PROVIDED DATA:
####
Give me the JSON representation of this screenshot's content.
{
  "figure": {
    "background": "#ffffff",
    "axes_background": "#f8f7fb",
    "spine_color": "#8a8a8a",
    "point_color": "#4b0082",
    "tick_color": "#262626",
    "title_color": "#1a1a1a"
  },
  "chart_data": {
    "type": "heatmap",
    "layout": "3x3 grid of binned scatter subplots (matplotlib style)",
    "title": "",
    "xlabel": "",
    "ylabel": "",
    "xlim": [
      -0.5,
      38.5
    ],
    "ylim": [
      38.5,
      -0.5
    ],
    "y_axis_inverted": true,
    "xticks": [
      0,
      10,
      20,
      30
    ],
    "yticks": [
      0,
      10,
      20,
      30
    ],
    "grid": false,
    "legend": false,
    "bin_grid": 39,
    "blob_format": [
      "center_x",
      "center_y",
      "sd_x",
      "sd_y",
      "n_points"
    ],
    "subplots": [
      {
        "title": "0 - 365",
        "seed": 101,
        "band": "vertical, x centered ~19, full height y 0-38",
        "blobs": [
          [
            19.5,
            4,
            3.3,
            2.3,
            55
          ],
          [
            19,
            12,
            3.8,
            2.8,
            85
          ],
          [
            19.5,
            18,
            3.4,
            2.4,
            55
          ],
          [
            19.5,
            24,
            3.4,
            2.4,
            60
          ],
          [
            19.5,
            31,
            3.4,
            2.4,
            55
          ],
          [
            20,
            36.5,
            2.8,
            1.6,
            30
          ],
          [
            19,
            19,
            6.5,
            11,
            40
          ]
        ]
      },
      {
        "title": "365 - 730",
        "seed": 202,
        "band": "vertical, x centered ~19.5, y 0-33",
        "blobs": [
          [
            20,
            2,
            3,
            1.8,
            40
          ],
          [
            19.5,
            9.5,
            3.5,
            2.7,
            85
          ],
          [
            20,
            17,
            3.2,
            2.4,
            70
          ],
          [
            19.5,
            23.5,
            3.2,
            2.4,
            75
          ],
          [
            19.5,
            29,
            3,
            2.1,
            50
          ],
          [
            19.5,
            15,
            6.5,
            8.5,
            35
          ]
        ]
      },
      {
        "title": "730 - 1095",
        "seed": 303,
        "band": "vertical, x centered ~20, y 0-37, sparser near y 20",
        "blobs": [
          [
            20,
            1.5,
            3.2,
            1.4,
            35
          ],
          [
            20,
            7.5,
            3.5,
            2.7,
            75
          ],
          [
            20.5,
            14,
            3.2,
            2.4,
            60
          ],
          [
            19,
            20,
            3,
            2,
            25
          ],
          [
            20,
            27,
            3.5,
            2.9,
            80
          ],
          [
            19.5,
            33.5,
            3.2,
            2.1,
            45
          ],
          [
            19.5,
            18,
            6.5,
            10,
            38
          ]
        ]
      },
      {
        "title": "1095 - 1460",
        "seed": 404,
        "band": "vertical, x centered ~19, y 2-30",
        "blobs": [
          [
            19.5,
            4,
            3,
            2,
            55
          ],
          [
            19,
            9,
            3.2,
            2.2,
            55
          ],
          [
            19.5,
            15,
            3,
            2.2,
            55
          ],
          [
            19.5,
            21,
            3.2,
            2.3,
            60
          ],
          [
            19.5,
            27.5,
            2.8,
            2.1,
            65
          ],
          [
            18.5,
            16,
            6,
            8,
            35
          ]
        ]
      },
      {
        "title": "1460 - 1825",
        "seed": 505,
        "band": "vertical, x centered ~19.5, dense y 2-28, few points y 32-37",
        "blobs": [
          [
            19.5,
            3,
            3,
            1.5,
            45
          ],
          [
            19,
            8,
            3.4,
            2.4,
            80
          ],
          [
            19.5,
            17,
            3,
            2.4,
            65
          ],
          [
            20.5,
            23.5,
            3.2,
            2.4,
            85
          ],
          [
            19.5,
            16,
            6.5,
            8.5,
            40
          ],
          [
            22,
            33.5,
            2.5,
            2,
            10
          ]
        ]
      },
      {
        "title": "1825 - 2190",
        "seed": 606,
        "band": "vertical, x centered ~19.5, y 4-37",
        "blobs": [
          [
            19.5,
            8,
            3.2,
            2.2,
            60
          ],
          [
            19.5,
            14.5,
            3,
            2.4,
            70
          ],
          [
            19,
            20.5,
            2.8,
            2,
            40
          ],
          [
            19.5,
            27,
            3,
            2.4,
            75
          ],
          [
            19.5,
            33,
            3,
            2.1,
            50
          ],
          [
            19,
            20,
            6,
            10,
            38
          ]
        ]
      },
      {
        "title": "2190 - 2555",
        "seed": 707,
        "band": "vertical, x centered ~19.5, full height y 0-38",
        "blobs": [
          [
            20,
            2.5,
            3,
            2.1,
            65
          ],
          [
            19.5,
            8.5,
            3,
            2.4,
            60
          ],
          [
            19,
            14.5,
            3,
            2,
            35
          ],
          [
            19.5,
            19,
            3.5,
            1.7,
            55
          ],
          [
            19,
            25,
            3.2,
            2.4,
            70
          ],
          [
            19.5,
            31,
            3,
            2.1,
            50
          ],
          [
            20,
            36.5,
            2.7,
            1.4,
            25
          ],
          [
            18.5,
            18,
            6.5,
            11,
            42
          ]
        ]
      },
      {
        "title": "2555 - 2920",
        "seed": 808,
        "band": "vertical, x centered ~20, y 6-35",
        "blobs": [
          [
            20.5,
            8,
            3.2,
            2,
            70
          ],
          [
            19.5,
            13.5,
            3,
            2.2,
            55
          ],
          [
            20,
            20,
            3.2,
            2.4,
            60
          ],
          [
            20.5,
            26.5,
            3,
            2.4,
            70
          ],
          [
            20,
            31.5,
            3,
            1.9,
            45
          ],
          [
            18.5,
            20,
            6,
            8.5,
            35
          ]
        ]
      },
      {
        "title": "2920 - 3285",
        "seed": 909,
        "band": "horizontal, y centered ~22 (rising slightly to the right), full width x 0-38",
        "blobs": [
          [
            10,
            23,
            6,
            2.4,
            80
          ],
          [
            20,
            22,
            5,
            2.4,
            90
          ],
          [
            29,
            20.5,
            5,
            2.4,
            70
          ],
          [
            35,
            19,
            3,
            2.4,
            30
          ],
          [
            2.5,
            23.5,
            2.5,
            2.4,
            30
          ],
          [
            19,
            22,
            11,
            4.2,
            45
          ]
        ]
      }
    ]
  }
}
####
PROBLEM DESCRIPTION: Set every line of the listing down word for word.

FINAL RESULT:
Give me the JSON representation of this screenshot's content.
{
  "figure": {
    "background": "#ffffff",
    "axes_background": "#f8f7fb",
    "spine_color": "#8a8a8a",
    "point_color": "#4b0082",
    "tick_color": "#262626",
    "title_color": "#1a1a1a"
  },
  "chart_data": {
    "type": "heatmap",
    "layout": "3x3 grid of binned scatter subplots (matplotlib style)",
    "title": "",
    "xlabel": "",
    "ylabel": "",
    "xlim": [
      -0.5,
      38.5
    ],
    "ylim": [
      38.5,
      -0.5
    ],
    "y_axis_inverted": true,
    "xticks": [
      0,
      10,
      20,
      30
    ],
    "yticks": [
      0,
      10,
      20,
      30
    ],
    "grid": false,
    "legend": false,
    "bin_grid": 39,
    "blob_format": [
      "center_x",
      "center_y",
      "sd_x",
      "sd_y",
      "n_points"
    ],
    "subplots": [
      {
        "title": "0 - 365",
        "seed": 101,
        "band": "vertical, x centered ~19, full height y 0-38",
        "blobs": [
          [
            19.5,
            4,
            3.3,
            2.3,
            55
          ],
          [
            19,
            12,
            3.8,
            2.8,
            85
          ],
          [
            19.5,
            18,
            3.4,
            2.4,
            55
          ],
          [
            19.5,
            24,
            3.4,
            2.4,
            60
          ],
          [
            19.5,
            31,
            3.4,
            2.4,
            55
          ],
          [
            20,
            36.5,
            2.8,
            1.6,
            30
          ],
          [
            19,
            19,
            6.5,
            11,
            40
          ]
        ]
      },
      {
        "title": "365 - 730",
        "seed": 202,
        "band": "vertical, x centered ~19.5, y 0-33",
        "blobs": [
          [
            20,
            2,
            3,
            1.8,
            40
          ],
          [
            19.5,
            9.5,
            3.5,
            2.7,
            85
          ],
          [
            20,
            17,
            3.2,
            2.4,
            70
          ],
          [
            19.5,
            23.5,
            3.2,
            2.4,
            75
          ],
          [
            19.5,
            29,
            3,
            2.1,
            50
          ],
          [
            19.5,
            15,
            6.5,
            8.5,
            35
          ]
        ]
      },
      {
        "title": "730 - 1095",
        "seed": 303,
        "band": "vertical, x centered ~20, y 0-37, sparser near y 20",
        "blobs": [
          [
            20,
            1.5,
            3.2,
            1.4,
            35
          ],
          [
            20,
            7.5,
            3.5,
            2.7,
            75
          ],
          [
            20.5,
            14,
            3.2,
            2.4,
            60
          ],
          [
            19,
            20,
            3,
            2,
            25
          ],
          [
            20,
            27,
            3.5,
            2.9,
            80
          ],
          [
            19.5,
            33.5,
            3.2,
            2.1,
            45
          ],
          [
            19.5,
            18,
            6.5,
            10,
            38
          ]
        ]
      },
      {
        "title": "1095 - 1460",
        "seed": 404,
        "band": "vertical, x centered ~19, y 2-30",
        "blobs": [
          [
            19.5,
            4,
            3,
            2,
            55
          ],
          [
            19,
            9,
            3.2,
            2.2,
            55
          ],
          [
            19.5,
            15,
            3,
            2.2,
            55
          ],
          [
            19.5,
            21,
            3.2,
            2.3,
            60
          ],
          [
            19.5,
            27.5,
            2.8,
            2.1,
            65
          ],
          [
            18.5,
            16,
            6,
            8,
            35
          ]
        ]
      },
      {
        "title": "1460 - 1825",
        "seed": 505,
        "band": "vertical, x centered ~19.5, dense y 2-28, few points y 32-37",
        "blobs": [
          [
            19.5,
            3,
            3,
            1.5,
            45
          ],
          [
            19,
            8,
            3.4,
            2.4,
            80
          ],
          [
            19.5,
            17,
            3,
            2.4,
            65
          ],
          [
            20.5,
            23.5,
            3.2,
            2.4,
            85
          ],
          [
            19.5,
            16,
            6.5,
            8.5,
            40
          ],
          [
            22,
            33.5,
            2.5,
            2,
            10
          ]
        ]
      },
      {
        "title": "1825 - 2190",
        "seed": 606,
        "band": "vertical, x centered ~19.5, y 4-37",
        "blobs": [
          [
            19.5,
            8,
            3.2,
            2.2,
            60
          ],
          [
            19.5,
            14.5,
            3,
            2.4,
            70
          ],
          [
            19,
            20.5,
            2.8,
            2,
            40
          ],
          [
            19.5,
            27,
            3,
            2.4,
            75
          ],
          [
            19.5,
            33,
            3,
            2.1,
            50
          ],
          [
            19,
            20,
            6,
            10,
            38
          ]
        ]
      },
      {
        "title": "2190 - 2555",
        "seed": 707,
        "band": "vertical, x centered ~19.5, full height y 0-38",
        "blobs": [
          [
            20,
            2.5,
            3,
            2.1,
            65
          ],
          [
            19.5,
            8.5,
            3,
            2.4,
            60
          ],
          [
            19,
            14.5,
            3,
            2,
            35
          ],
          [
            19.5,
            19,
            3.5,
            1.7,
            55
          ],
          [
            19,
            25,
            3.2,
            2.4,
            70
          ],
          [
            19.5,
            31,
            3,
            2.1,
            50
          ],
          [
            20,
            36.5,
            2.7,
            1.4,
            25
          ],
          [
            18.5,
            18,
            6.5,
            11,
            42
          ]
        ]
      },
      {
        "title": "2555 - 2920",
        "seed": 808,
        "band": "vertical, x centered ~20, y 6-35",
        "blobs": [
          [
            20.5,
            8,
            3.2,
            2,
            70
          ],
          [
            19.5,
            13.5,
            3,
            2.2,
            55
          ],
          [
            20,
            20,
            3.2,
            2.4,
            60
          ],
          [
            20.5,
            26.5,
            3,
            2.4,
            70
          ],
          [
            20,
            31.5,
            3,
            1.9,
            45
          ],
          [
            18.5,
            20,
            6,
            8.5,
            35
          ]
        ]
      },
      {
        "title": "2920 - 3285",
        "seed": 909,
        "band": "horizontal, y centered ~22 (rising slightly to the right), full width x 0-38",
        "blobs": [
          [
            10,
            23,
            6,
            2.4,
            80
          ],
          [
            20,
            22,
            5,
            2.4,
            90
          ],
          [
            29,
            20.5,
            5,
            2.4,
            70
          ],
          [
            35,
            19,
            3,
            2.4,
            30
          ],
          [
            2.5,
            23.5,
            2.5,
            2.4,
            30
          ],
          [
            19,
            22,
            11,
            4.2,
            45
          ]
        ]
      }
    ]
  }
}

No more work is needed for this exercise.